### Provided records:
^^^^
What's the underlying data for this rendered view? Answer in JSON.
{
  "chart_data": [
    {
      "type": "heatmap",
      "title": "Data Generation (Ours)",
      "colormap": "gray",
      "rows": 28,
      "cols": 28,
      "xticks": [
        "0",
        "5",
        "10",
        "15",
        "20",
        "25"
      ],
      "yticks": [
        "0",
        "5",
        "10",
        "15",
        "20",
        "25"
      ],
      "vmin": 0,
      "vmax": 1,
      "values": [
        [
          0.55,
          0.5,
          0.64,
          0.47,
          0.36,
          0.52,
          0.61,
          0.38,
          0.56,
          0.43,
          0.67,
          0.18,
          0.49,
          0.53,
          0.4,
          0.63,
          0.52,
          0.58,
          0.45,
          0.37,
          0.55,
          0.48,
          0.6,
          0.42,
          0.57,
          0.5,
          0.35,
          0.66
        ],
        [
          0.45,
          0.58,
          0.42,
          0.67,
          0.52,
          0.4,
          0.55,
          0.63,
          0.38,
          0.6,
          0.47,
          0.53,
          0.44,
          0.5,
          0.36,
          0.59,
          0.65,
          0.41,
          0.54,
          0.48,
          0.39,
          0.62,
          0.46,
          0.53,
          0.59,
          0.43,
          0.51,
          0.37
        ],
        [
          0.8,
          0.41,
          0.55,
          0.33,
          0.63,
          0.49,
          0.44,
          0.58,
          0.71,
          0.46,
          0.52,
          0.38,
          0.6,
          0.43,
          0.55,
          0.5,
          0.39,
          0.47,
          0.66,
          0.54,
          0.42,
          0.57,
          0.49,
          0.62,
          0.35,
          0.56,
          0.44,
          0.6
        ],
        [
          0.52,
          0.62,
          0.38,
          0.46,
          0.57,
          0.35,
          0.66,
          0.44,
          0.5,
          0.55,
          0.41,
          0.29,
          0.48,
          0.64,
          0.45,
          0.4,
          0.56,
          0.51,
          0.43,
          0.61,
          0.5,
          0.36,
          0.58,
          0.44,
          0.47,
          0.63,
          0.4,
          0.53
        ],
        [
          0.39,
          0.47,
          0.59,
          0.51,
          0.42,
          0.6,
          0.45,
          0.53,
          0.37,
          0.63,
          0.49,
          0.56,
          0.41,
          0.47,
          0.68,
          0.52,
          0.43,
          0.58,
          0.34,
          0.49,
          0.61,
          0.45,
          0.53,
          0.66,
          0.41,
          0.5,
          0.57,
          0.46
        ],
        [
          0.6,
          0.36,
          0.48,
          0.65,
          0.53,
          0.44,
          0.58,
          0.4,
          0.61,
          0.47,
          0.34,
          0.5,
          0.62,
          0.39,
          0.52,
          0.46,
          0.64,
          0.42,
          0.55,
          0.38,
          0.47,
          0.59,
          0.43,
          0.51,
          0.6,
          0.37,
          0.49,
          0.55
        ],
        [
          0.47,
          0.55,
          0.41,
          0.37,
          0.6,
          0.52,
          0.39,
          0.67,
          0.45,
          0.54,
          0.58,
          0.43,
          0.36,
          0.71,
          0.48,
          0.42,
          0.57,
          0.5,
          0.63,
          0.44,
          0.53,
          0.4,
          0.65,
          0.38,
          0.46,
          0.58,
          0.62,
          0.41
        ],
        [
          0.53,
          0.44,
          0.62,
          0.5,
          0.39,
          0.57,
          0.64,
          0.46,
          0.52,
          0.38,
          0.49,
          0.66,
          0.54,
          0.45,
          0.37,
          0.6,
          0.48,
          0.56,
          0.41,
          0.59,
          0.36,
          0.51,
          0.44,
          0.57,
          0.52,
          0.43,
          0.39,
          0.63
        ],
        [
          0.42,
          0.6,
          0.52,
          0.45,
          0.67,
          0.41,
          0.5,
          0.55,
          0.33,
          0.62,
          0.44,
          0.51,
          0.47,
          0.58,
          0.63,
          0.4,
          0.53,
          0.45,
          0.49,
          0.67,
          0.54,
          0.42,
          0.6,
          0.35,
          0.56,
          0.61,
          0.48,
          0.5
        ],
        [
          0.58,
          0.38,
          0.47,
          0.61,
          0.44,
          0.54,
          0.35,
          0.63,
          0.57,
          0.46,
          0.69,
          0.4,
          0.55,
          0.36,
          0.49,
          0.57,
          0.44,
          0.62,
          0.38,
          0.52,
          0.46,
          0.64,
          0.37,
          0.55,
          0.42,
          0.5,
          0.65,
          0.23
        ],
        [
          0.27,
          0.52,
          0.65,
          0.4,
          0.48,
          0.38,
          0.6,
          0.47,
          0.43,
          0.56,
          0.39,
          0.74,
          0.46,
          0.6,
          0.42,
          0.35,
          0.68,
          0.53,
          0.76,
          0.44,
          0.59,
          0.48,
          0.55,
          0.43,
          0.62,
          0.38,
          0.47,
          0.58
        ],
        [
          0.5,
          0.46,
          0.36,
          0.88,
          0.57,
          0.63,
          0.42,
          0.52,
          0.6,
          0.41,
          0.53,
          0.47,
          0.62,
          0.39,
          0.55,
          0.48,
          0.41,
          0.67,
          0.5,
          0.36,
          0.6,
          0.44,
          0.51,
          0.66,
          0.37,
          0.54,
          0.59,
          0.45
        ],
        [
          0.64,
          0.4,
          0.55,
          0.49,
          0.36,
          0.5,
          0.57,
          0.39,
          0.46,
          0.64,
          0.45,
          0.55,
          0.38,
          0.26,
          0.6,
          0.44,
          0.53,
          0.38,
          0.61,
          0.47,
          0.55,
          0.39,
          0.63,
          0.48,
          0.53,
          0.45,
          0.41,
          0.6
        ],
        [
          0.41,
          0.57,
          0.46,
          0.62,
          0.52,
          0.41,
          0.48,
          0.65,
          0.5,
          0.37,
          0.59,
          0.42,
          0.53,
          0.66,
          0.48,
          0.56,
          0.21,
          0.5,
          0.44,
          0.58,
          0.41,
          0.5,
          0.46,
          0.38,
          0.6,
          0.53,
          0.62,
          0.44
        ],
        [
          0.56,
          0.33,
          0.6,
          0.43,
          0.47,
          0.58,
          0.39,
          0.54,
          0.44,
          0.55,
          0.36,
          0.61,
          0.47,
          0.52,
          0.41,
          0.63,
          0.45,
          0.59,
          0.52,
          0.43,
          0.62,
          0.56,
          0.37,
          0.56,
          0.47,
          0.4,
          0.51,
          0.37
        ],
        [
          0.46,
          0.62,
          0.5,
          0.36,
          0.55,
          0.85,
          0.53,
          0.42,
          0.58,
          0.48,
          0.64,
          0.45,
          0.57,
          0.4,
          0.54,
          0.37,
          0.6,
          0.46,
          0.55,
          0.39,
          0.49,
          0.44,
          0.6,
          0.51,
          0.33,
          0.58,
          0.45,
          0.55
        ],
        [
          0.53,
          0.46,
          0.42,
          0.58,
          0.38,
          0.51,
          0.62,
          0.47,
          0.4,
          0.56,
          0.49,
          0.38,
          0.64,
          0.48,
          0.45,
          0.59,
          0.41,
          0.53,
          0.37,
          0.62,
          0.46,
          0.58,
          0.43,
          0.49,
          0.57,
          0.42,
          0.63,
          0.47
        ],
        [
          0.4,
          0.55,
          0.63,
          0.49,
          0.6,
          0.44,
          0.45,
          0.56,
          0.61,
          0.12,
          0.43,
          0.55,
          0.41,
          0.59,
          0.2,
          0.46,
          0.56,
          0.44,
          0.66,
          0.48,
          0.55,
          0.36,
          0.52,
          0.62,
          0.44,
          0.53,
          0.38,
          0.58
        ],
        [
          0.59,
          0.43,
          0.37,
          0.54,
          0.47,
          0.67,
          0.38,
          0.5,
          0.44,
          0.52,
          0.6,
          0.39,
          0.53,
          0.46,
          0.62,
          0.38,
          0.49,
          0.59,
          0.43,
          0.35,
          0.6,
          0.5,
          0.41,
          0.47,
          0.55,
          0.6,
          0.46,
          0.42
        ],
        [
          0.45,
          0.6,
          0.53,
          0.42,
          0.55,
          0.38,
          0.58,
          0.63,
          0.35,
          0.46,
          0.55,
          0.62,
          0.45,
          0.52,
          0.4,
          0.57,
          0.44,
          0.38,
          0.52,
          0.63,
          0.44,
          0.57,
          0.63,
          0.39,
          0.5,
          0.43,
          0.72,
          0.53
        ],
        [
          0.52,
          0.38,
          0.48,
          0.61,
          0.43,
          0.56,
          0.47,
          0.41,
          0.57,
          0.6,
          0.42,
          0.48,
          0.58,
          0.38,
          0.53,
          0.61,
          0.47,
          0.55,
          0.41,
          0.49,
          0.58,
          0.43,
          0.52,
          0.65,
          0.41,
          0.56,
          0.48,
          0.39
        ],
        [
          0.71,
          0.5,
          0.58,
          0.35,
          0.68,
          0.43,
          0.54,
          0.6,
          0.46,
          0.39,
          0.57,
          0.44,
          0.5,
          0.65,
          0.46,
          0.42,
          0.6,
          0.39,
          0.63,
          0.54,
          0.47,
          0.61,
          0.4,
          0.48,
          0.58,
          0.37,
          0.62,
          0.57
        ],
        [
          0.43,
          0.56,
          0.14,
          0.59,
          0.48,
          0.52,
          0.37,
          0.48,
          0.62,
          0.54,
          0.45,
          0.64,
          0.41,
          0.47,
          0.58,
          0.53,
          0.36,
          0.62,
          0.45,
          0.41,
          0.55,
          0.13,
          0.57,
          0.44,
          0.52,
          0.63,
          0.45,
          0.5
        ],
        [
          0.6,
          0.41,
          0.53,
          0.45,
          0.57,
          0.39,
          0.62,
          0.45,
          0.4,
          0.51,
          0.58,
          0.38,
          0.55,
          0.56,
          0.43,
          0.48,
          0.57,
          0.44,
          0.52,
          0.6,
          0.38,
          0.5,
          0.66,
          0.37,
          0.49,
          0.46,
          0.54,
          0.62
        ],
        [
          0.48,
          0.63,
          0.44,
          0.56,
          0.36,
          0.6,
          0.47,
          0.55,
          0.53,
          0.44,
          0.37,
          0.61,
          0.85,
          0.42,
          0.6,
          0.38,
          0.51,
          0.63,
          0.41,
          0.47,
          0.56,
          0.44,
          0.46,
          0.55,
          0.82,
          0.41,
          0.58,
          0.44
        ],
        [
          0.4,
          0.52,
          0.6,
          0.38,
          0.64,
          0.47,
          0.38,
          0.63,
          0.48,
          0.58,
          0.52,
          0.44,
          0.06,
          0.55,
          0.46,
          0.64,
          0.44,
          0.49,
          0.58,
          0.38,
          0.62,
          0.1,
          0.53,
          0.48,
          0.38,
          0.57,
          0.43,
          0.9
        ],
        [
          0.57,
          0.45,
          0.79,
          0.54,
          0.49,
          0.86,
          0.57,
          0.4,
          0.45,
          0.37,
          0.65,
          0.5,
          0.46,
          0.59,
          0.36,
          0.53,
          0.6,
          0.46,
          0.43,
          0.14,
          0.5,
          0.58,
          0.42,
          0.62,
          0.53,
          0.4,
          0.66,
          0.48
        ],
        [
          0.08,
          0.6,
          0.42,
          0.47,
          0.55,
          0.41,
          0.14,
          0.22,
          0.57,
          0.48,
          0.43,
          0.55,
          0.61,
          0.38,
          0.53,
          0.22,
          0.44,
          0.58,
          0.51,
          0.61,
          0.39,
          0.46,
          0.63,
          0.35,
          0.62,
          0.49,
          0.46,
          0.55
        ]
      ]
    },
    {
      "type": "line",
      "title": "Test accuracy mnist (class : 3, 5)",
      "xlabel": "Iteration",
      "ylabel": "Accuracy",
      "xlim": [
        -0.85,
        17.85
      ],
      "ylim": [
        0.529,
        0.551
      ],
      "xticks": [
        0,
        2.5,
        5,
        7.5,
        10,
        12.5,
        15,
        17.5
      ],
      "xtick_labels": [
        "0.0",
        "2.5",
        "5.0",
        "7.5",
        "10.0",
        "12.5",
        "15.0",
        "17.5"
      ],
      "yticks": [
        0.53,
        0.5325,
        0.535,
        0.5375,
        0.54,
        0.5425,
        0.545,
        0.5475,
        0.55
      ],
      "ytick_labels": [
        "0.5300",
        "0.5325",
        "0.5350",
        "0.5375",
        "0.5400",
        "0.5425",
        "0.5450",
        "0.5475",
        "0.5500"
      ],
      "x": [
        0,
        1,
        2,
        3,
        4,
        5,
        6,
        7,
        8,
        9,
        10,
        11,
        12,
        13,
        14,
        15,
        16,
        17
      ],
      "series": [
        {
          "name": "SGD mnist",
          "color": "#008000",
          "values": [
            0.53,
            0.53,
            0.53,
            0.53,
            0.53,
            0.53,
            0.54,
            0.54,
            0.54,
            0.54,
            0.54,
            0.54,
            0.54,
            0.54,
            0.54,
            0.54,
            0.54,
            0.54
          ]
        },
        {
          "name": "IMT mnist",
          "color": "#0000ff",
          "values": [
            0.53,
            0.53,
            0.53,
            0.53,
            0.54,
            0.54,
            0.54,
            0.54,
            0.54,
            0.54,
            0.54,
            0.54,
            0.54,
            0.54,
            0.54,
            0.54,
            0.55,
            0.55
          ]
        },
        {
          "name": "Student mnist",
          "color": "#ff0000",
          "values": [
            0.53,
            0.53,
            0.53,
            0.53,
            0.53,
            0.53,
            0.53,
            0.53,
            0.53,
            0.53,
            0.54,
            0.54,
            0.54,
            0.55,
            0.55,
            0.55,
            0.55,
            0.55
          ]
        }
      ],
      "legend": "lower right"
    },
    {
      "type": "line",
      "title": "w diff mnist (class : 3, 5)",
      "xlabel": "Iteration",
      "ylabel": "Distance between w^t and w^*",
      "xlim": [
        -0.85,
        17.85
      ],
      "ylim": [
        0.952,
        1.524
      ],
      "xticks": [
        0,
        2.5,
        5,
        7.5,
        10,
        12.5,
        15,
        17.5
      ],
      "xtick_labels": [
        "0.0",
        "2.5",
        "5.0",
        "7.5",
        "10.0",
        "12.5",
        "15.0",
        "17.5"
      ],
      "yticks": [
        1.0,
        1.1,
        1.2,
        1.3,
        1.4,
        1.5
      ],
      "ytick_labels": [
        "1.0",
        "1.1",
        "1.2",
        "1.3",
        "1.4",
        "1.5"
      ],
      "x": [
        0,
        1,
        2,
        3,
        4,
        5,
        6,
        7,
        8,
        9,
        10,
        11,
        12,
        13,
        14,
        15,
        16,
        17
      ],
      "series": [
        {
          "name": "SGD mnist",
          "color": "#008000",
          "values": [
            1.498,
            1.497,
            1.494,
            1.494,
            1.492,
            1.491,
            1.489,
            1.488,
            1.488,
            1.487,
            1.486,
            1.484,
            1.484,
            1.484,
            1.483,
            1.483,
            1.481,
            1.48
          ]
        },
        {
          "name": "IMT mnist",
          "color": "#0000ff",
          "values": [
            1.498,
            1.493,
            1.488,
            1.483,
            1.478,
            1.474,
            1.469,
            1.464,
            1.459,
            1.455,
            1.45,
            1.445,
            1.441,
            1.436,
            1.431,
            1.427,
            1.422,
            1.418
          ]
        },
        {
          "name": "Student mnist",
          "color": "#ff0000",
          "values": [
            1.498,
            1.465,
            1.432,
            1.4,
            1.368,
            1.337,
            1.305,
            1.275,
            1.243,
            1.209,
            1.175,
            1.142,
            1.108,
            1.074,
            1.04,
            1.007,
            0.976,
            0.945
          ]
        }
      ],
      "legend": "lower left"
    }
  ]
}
^^^^
### Work required:
Every line of the listing that holds "legend" should be found and copied.

### Result:
      "legend": "lower right"
      "legend": "lower left"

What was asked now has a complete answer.